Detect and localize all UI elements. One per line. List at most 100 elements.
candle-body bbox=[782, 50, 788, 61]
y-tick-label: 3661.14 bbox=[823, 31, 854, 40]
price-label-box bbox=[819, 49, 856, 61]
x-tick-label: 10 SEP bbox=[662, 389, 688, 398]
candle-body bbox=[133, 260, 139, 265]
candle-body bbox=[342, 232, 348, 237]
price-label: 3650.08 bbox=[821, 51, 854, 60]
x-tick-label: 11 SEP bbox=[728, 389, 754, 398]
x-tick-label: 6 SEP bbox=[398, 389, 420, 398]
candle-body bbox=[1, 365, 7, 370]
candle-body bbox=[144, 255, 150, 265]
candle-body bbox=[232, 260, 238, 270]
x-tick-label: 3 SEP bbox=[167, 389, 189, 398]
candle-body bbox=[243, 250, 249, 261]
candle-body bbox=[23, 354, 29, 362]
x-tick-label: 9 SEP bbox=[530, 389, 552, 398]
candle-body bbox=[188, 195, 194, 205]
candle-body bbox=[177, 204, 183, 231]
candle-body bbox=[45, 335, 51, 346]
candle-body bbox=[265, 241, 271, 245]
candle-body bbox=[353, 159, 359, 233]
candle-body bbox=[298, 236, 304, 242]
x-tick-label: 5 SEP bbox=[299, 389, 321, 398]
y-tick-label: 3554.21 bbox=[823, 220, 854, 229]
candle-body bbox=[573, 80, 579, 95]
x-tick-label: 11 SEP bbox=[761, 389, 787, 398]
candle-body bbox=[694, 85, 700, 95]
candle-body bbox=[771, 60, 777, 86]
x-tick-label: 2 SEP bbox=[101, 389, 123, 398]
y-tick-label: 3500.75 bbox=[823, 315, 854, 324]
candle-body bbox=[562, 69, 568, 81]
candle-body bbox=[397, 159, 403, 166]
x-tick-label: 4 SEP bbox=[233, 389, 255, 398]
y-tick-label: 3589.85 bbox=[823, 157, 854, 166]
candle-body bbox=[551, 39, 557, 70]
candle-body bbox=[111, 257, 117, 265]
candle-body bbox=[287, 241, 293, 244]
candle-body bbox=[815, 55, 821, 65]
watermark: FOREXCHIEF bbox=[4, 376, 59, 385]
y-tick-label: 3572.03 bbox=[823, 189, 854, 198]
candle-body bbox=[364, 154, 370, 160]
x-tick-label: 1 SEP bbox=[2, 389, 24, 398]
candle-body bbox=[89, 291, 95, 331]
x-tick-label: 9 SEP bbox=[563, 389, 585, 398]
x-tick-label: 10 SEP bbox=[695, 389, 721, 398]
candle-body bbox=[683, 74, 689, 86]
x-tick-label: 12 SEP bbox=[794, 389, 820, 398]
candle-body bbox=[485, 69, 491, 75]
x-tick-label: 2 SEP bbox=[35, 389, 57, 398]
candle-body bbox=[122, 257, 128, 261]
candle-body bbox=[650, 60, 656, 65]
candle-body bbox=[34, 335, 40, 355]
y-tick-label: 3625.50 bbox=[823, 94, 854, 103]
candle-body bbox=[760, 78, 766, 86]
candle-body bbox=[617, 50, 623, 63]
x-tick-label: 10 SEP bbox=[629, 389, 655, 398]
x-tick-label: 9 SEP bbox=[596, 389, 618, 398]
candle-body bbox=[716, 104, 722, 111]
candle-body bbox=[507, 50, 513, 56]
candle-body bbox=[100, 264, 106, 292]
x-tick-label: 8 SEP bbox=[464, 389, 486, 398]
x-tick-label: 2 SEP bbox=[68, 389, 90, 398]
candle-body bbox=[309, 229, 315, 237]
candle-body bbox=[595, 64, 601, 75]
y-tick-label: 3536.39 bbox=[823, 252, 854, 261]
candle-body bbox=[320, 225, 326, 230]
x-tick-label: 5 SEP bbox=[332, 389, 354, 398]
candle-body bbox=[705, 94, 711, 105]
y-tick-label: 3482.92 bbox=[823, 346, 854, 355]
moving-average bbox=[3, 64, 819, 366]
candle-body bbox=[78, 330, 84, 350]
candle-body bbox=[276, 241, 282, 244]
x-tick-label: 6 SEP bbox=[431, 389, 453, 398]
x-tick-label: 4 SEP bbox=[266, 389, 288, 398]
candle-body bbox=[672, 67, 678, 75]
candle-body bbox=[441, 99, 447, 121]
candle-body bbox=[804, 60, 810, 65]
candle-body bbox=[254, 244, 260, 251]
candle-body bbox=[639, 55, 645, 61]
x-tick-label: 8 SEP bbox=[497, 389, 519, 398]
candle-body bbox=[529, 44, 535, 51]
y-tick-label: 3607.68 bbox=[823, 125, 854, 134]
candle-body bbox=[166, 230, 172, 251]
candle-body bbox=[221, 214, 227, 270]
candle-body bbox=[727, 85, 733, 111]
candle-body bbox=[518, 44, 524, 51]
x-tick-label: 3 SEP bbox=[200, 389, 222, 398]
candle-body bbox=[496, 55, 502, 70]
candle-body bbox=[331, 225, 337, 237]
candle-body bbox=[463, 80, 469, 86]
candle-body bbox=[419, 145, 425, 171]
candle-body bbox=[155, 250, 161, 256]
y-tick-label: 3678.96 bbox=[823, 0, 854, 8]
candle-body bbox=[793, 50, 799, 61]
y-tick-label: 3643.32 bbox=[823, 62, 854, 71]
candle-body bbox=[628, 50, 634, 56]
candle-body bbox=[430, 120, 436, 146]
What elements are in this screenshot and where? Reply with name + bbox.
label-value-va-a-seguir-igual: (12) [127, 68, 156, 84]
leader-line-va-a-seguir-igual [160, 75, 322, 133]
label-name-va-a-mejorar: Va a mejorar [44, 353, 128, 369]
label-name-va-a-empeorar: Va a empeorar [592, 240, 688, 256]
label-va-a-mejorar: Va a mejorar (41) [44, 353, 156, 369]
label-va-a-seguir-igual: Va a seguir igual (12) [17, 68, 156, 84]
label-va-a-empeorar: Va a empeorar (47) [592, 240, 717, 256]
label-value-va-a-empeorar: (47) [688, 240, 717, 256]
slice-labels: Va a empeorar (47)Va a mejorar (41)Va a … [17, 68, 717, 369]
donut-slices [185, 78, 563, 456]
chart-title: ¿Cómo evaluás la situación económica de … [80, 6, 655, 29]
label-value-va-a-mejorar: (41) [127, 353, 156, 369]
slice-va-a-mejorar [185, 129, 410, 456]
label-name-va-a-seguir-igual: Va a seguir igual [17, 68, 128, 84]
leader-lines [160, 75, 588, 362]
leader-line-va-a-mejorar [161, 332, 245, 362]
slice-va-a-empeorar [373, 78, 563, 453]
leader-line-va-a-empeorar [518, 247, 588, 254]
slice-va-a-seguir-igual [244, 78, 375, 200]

Required task: Please copy all of the rows above again, substituting "candlestick-body" for each "candle-body" and leaving everything else the same.

Response to the exercise:
Detect and localize all UI elements. One per line. List at most 100 elements.
candlestick-body bbox=[782, 50, 788, 61]
y-tick-label: 3661.14 bbox=[823, 31, 854, 40]
price-label-box bbox=[819, 49, 856, 61]
x-tick-label: 10 SEP bbox=[662, 389, 688, 398]
candlestick-body bbox=[133, 260, 139, 265]
candlestick-body bbox=[342, 232, 348, 237]
price-label: 3650.08 bbox=[821, 51, 854, 60]
x-tick-label: 11 SEP bbox=[728, 389, 754, 398]
x-tick-label: 6 SEP bbox=[398, 389, 420, 398]
candlestick-body bbox=[1, 365, 7, 370]
candlestick-body bbox=[144, 255, 150, 265]
candlestick-body bbox=[232, 260, 238, 270]
x-tick-label: 3 SEP bbox=[167, 389, 189, 398]
candlestick-body bbox=[243, 250, 249, 261]
candlestick-body bbox=[23, 354, 29, 362]
x-tick-label: 9 SEP bbox=[530, 389, 552, 398]
candlestick-body bbox=[188, 195, 194, 205]
candlestick-body bbox=[177, 204, 183, 231]
candlestick-body bbox=[45, 335, 51, 346]
candlestick-body bbox=[265, 241, 271, 245]
candlestick-body bbox=[353, 159, 359, 233]
candlestick-body bbox=[298, 236, 304, 242]
x-tick-label: 5 SEP bbox=[299, 389, 321, 398]
y-tick-label: 3554.21 bbox=[823, 220, 854, 229]
candlestick-body bbox=[573, 80, 579, 95]
x-tick-label: 11 SEP bbox=[761, 389, 787, 398]
candlestick-body bbox=[694, 85, 700, 95]
candlestick-body bbox=[771, 60, 777, 86]
x-tick-label: 2 SEP bbox=[101, 389, 123, 398]
y-tick-label: 3500.75 bbox=[823, 315, 854, 324]
candlestick-body bbox=[562, 69, 568, 81]
candlestick-body bbox=[397, 159, 403, 166]
x-tick-label: 4 SEP bbox=[233, 389, 255, 398]
y-tick-label: 3589.85 bbox=[823, 157, 854, 166]
candlestick-body bbox=[551, 39, 557, 70]
candlestick-body bbox=[111, 257, 117, 265]
candlestick-body bbox=[287, 241, 293, 244]
candlestick-body bbox=[815, 55, 821, 65]
watermark: FOREXCHIEF bbox=[4, 376, 59, 385]
y-tick-label: 3572.03 bbox=[823, 189, 854, 198]
candlestick-body bbox=[364, 154, 370, 160]
x-tick-label: 1 SEP bbox=[2, 389, 24, 398]
candlestick-body bbox=[89, 291, 95, 331]
x-tick-label: 9 SEP bbox=[563, 389, 585, 398]
x-tick-label: 10 SEP bbox=[695, 389, 721, 398]
candlestick-body bbox=[683, 74, 689, 86]
x-tick-label: 12 SEP bbox=[794, 389, 820, 398]
candlestick-body bbox=[485, 69, 491, 75]
x-tick-label: 2 SEP bbox=[35, 389, 57, 398]
candlestick-body bbox=[122, 257, 128, 261]
candlestick-body bbox=[650, 60, 656, 65]
candlestick-body bbox=[34, 335, 40, 355]
y-tick-label: 3625.50 bbox=[823, 94, 854, 103]
candlestick-body bbox=[760, 78, 766, 86]
candlestick-body bbox=[617, 50, 623, 63]
x-tick-label: 10 SEP bbox=[629, 389, 655, 398]
x-tick-label: 9 SEP bbox=[596, 389, 618, 398]
candlestick-body bbox=[716, 104, 722, 111]
candlestick-body bbox=[507, 50, 513, 56]
candlestick-body bbox=[100, 264, 106, 292]
x-tick-label: 8 SEP bbox=[464, 389, 486, 398]
x-tick-label: 2 SEP bbox=[68, 389, 90, 398]
candlestick-body bbox=[309, 229, 315, 237]
candlestick-body bbox=[595, 64, 601, 75]
y-tick-label: 3536.39 bbox=[823, 252, 854, 261]
candlestick-body bbox=[320, 225, 326, 230]
x-tick-label: 5 SEP bbox=[332, 389, 354, 398]
candlestick-body bbox=[705, 94, 711, 105]
y-tick-label: 3482.92 bbox=[823, 346, 854, 355]
moving-average bbox=[3, 64, 819, 366]
candlestick-body bbox=[78, 330, 84, 350]
candlestick-body bbox=[276, 241, 282, 244]
x-tick-label: 6 SEP bbox=[431, 389, 453, 398]
x-tick-label: 4 SEP bbox=[266, 389, 288, 398]
candlestick-body bbox=[672, 67, 678, 75]
candlestick-body bbox=[441, 99, 447, 121]
candlestick-body bbox=[804, 60, 810, 65]
candlestick-body bbox=[254, 244, 260, 251]
candlestick-body bbox=[639, 55, 645, 61]
x-tick-label: 8 SEP bbox=[497, 389, 519, 398]
candlestick-body bbox=[529, 44, 535, 51]
y-tick-label: 3607.68 bbox=[823, 125, 854, 134]
candlestick-body bbox=[166, 230, 172, 251]
candlestick-body bbox=[221, 214, 227, 270]
candlestick-body bbox=[727, 85, 733, 111]
candlestick-body bbox=[518, 44, 524, 51]
x-tick-label: 3 SEP bbox=[200, 389, 222, 398]
candlestick-body bbox=[496, 55, 502, 70]
candlestick-body bbox=[331, 225, 337, 237]
candlestick-body bbox=[463, 80, 469, 86]
candlestick-body bbox=[419, 145, 425, 171]
candlestick-body bbox=[155, 250, 161, 256]
y-tick-label: 3678.96 bbox=[823, 0, 854, 8]
candlestick-body bbox=[793, 50, 799, 61]
y-tick-label: 3643.32 bbox=[823, 62, 854, 71]
candlestick-body bbox=[628, 50, 634, 56]
candlestick-body bbox=[430, 120, 436, 146]
What elements are in this screenshot and where? Reply with name + bbox.
label-value-va-a-seguir-igual: (12) [127, 68, 156, 84]
leader-line-va-a-seguir-igual [160, 75, 322, 133]
label-name-va-a-mejorar: Va a mejorar [44, 353, 128, 369]
label-name-va-a-empeorar: Va a empeorar [592, 240, 688, 256]
label-va-a-mejorar: Va a mejorar (41) [44, 353, 156, 369]
label-va-a-seguir-igual: Va a seguir igual (12) [17, 68, 156, 84]
label-va-a-empeorar: Va a empeorar (47) [592, 240, 717, 256]
label-value-va-a-empeorar: (47) [688, 240, 717, 256]
slice-labels: Va a empeorar (47)Va a mejorar (41)Va a … [17, 68, 717, 369]
donut-slices [185, 78, 563, 456]
chart-title: ¿Cómo evaluás la situación económica de … [80, 6, 655, 29]
label-value-va-a-mejorar: (41) [127, 353, 156, 369]
slice-va-a-mejorar [185, 129, 410, 456]
label-name-va-a-seguir-igual: Va a seguir igual [17, 68, 128, 84]
leader-lines [160, 75, 588, 362]
leader-line-va-a-mejorar [161, 332, 245, 362]
slice-va-a-empeorar [373, 78, 563, 453]
leader-line-va-a-empeorar [518, 247, 588, 254]
slice-va-a-seguir-igual [244, 78, 375, 200]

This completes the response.